■ **EXERCISE PROMPT**: Please quote every line of the records below verbatim, omitting the pictures.

** Begin INFORMATION PROVIDED **

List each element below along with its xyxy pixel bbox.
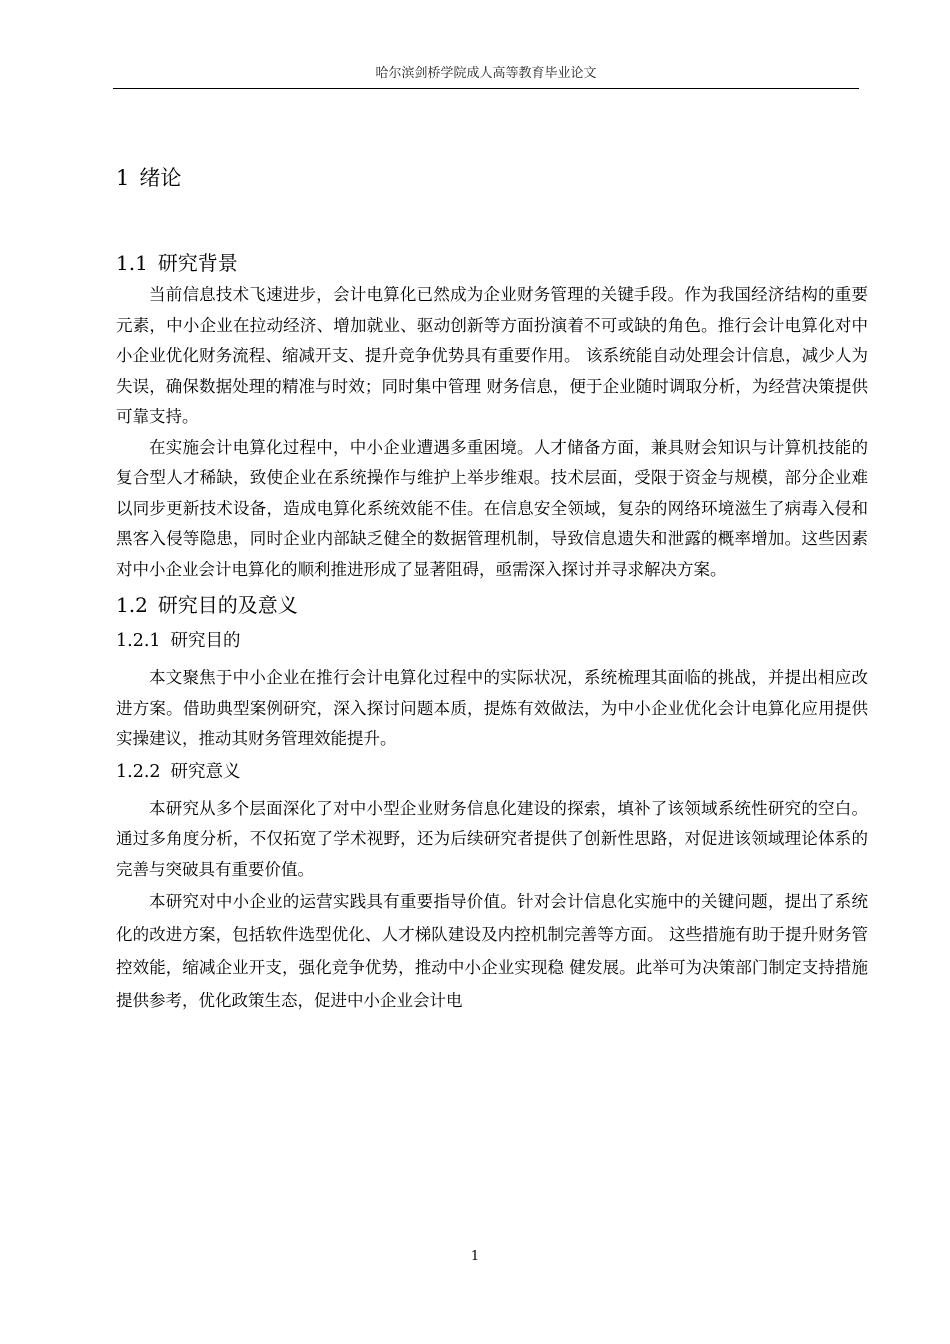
subsection-title: 研究目的 xyxy=(170,631,241,651)
chapter-title: 绪论 xyxy=(139,166,182,190)
page-number: 1 xyxy=(470,1249,480,1264)
paragraph-purpose-1: 本文聚焦于中小企业在推行会计电算化过程中的实际状况，系统梳理其面临的挑战，并提出相应改进方案。借助典型案例研究，深入探讨问题本质，提炼有效做法，为中小企业优化会计电算化应用提供实操建议，推动其财务管理效能提升。 xyxy=(116,668,868,748)
paragraph-significance-2: 本研究对中小企业的运营实践具有重要指导价值。针对会计信息化实施中的关键问题，提出了系统化的改进方案，包括软件选型优化、人才梯队建设及内控机制完善等方面。 这些措施有助于提升财务管控效能，缩减企业开支，强化竞争优势，推动中小企业实现稳 健发展。此举可为决策部门制定支持措施提供参考，优化政策生态，促进中小企业会计电 xyxy=(116,892,868,1010)
section-heading-1-2 xyxy=(116,591,868,619)
subsection-heading-1-2-1 xyxy=(116,628,868,654)
paragraph-significance-1: 本研究从多个层面深化了对中小型企业财务信息化建设的探索，填补了该领域系统性研究的空白。通过多角度分析，不仅拓宽了学术视野，还为后续研究者提供了创新性思路，对促进该领域理论体系的完善与突破具有重要价值。 xyxy=(116,798,868,879)
subsection-number: 1.2.2 xyxy=(116,761,161,782)
section-number: 1.2 xyxy=(116,593,148,617)
document-body xyxy=(116,150,868,1017)
section-title: 研究背景 xyxy=(157,251,238,275)
subsection-title: 研究意义 xyxy=(170,761,241,782)
subsection-heading-1-2-2 xyxy=(116,759,868,785)
header-title: 哈尔滨剑桥学院成人高等教育毕业论文 xyxy=(375,66,597,81)
paragraph-background-2: 在实施会计电算化过程中，中小企业遭遇多重困境。人才储备方面，兼具财会知识与计算机技能的复合型人才稀缺，致使企业在系统操作与维护上举步维艰。技术层面，受限于资金与规模，部分企业难以同步更新技术设备，造成电算化系统效能不佳。在信息安全领域，复杂的网络环境滋生了病毒入侵和黑客入侵等隐患，同时企业内部缺乏健全的数据管理机制，导致信息遗失和泄露的概率增加。这些因素对中小企业会计电算化的顺利推进形成了显著阻碍，亟需深入探讨并寻求解决方案。 xyxy=(116,437,868,579)
subsection-number: 1.2.1 xyxy=(116,631,161,651)
section-heading-1-1 xyxy=(116,249,868,277)
paragraph-background-1: 当前信息技术飞速进步，会计电算化已然成为企业财务管理的关键手段。作为我国经济结构的重要元素，中小企业在拉动经济、增加就业、驱动创新等方面扮演着不可或缺的角色。推行会计电算化对中小企业优化财务流程、缩减开支、提升竞争优势具有重要作用。 该系统能自动处理会计信息，减少人为失误，确保数据处理的精准与时效；同时集中管理 财务信息，便于企业随时调取分析，为经营决策提供可靠支持。 xyxy=(116,285,868,426)
section-number: 1.1 xyxy=(116,251,148,275)
chapter-heading xyxy=(116,163,868,249)
page-header xyxy=(113,64,859,89)
chapter-number: 1 xyxy=(116,166,130,190)
section-title: 研究目的及意义 xyxy=(157,593,298,617)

** End INFORMATION PROVIDED **

■ **COMPLETED EXERCISE**:
List each element below along with its xyxy pixel bbox.
subsection-title: 研究目的 xyxy=(170,631,241,651)
chapter-title: 绪论 xyxy=(139,166,182,190)
page-number: 1 xyxy=(470,1249,480,1264)
paragraph-purpose-1: 本文聚焦于中小企业在推行会计电算化过程中的实际状况，系统梳理其面临的挑战，并提出相应改进方案。借助典型案例研究，深入探讨问题本质，提炼有效做法，为中小企业优化会计电算化应用提供实操建议，推动其财务管理效能提升。 xyxy=(116,668,868,748)
paragraph-significance-2: 本研究对中小企业的运营实践具有重要指导价值。针对会计信息化实施中的关键问题，提出了系统化的改进方案，包括软件选型优化、人才梯队建设及内控机制完善等方面。 这些措施有助于提升财务管控效能，缩减企业开支，强化竞争优势，推动中小企业实现稳 健发展。此举可为决策部门制定支持措施提供参考，优化政策生态，促进中小企业会计电 xyxy=(116,892,868,1010)
section-heading-1-2 xyxy=(116,591,868,619)
subsection-heading-1-2-1 xyxy=(116,628,868,654)
paragraph-significance-1: 本研究从多个层面深化了对中小型企业财务信息化建设的探索，填补了该领域系统性研究的空白。通过多角度分析，不仅拓宽了学术视野，还为后续研究者提供了创新性思路，对促进该领域理论体系的完善与突破具有重要价值。 xyxy=(116,798,868,879)
subsection-number: 1.2.2 xyxy=(116,761,161,782)
section-number: 1.2 xyxy=(116,593,148,617)
document-body xyxy=(116,150,868,1017)
section-title: 研究背景 xyxy=(157,251,238,275)
subsection-title: 研究意义 xyxy=(170,761,241,782)
subsection-heading-1-2-2 xyxy=(116,759,868,785)
header-title: 哈尔滨剑桥学院成人高等教育毕业论文 xyxy=(375,66,597,81)
paragraph-background-2: 在实施会计电算化过程中，中小企业遭遇多重困境。人才储备方面，兼具财会知识与计算机技能的复合型人才稀缺，致使企业在系统操作与维护上举步维艰。技术层面，受限于资金与规模，部分企业难以同步更新技术设备，造成电算化系统效能不佳。在信息安全领域，复杂的网络环境滋生了病毒入侵和黑客入侵等隐患，同时企业内部缺乏健全的数据管理机制，导致信息遗失和泄露的概率增加。这些因素对中小企业会计电算化的顺利推进形成了显著阻碍，亟需深入探讨并寻求解决方案。 xyxy=(116,437,868,579)
subsection-number: 1.2.1 xyxy=(116,631,161,651)
section-heading-1-1 xyxy=(116,249,868,277)
paragraph-background-1: 当前信息技术飞速进步，会计电算化已然成为企业财务管理的关键手段。作为我国经济结构的重要元素，中小企业在拉动经济、增加就业、驱动创新等方面扮演着不可或缺的角色。推行会计电算化对中小企业优化财务流程、缩减开支、提升竞争优势具有重要作用。 该系统能自动处理会计信息，减少人为失误，确保数据处理的精准与时效；同时集中管理 财务信息，便于企业随时调取分析，为经营决策提供可靠支持。 xyxy=(116,285,868,426)
section-number: 1.1 xyxy=(116,251,148,275)
chapter-heading xyxy=(116,163,868,249)
page-header xyxy=(113,64,859,89)
chapter-number: 1 xyxy=(116,166,130,190)
section-title: 研究目的及意义 xyxy=(157,593,298,617)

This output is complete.